> _Request_
Find and return each line containing "ταῖς".
··· Material supplied
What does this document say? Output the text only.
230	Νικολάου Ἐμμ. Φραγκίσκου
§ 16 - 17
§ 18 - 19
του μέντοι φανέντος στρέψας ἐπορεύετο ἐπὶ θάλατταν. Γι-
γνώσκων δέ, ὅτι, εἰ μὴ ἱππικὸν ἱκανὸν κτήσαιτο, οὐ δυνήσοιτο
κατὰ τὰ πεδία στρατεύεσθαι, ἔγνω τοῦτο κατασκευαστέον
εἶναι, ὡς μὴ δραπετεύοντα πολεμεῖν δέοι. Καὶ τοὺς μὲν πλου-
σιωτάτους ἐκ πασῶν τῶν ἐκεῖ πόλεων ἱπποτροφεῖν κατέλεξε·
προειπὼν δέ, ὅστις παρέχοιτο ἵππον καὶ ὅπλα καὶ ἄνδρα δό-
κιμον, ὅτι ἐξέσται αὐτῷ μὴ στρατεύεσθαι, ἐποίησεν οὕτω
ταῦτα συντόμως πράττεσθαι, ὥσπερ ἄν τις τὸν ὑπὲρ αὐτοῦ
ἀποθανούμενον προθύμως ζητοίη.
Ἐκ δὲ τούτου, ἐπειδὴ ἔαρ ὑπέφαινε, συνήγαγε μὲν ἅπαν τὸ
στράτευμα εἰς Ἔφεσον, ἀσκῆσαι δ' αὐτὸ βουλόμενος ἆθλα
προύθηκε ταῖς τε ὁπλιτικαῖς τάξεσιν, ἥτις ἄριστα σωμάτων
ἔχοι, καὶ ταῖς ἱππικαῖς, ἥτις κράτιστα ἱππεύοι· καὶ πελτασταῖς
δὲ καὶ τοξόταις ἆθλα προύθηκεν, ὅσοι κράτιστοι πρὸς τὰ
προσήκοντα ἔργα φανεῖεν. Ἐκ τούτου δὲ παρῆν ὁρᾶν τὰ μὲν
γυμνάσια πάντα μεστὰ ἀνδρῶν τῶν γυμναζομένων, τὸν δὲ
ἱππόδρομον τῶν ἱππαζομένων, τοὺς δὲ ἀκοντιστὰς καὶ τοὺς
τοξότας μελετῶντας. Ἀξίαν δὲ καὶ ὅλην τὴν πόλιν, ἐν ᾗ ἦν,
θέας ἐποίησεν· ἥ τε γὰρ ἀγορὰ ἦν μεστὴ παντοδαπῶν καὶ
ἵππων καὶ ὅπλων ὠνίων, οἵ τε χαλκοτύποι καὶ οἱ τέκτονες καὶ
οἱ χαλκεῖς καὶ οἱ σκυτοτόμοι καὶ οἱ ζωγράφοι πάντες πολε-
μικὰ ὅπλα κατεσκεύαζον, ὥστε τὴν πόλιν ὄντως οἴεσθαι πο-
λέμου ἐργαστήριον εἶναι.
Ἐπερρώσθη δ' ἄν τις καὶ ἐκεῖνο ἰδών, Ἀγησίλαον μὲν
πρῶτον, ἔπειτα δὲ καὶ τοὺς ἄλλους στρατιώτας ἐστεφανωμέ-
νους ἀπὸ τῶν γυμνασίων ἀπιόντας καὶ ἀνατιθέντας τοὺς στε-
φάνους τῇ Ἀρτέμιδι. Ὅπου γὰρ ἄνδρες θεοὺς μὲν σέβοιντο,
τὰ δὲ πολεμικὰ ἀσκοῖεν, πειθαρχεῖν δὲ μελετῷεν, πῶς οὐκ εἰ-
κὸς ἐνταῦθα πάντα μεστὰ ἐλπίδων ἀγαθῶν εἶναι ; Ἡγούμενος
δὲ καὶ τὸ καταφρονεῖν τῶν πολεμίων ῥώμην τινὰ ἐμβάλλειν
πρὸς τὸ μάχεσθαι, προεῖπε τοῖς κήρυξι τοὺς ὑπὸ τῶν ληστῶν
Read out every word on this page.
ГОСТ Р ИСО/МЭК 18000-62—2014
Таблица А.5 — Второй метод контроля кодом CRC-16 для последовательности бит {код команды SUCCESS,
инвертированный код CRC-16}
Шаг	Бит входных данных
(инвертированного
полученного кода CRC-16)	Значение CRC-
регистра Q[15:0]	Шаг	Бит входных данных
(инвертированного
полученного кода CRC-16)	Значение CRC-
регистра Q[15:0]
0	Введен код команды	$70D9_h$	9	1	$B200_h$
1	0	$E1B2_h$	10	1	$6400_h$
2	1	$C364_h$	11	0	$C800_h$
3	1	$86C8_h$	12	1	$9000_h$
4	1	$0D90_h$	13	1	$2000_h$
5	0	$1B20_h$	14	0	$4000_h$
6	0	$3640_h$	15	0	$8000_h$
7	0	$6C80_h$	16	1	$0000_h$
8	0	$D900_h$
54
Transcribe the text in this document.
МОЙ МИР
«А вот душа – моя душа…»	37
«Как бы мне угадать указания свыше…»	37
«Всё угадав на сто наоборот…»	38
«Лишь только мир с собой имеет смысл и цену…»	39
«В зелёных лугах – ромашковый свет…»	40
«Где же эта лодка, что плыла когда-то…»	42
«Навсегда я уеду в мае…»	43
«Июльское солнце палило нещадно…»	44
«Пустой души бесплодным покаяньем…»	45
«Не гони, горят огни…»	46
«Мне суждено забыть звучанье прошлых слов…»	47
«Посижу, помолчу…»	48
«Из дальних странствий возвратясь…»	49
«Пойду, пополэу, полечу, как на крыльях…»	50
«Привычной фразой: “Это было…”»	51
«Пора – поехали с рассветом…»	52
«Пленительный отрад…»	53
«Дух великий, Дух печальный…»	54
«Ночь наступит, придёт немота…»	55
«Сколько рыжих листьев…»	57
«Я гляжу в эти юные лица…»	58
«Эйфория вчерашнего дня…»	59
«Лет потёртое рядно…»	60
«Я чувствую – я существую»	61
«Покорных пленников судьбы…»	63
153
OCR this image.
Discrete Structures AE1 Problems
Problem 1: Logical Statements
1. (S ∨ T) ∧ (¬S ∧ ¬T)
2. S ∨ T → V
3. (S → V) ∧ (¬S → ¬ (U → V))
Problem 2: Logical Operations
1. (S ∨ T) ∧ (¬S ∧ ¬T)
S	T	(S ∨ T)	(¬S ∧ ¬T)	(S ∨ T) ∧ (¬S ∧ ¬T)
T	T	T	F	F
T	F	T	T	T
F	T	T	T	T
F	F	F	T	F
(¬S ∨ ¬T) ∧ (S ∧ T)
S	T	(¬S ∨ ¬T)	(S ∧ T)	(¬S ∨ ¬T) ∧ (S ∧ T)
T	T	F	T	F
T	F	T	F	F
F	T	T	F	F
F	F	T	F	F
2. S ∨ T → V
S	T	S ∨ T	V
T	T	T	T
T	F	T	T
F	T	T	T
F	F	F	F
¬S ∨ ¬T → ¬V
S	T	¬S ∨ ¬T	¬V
······
> _Complete output_
προύθηκε ταῖς τε ὁπλιτικαῖς τάξεσιν, ἥτις ἄριστα σωμάτων
ἔχοι, καὶ ταῖς ἱππικαῖς, ἥτις κράτιστα ἱππεύοι· καὶ πελτασταῖς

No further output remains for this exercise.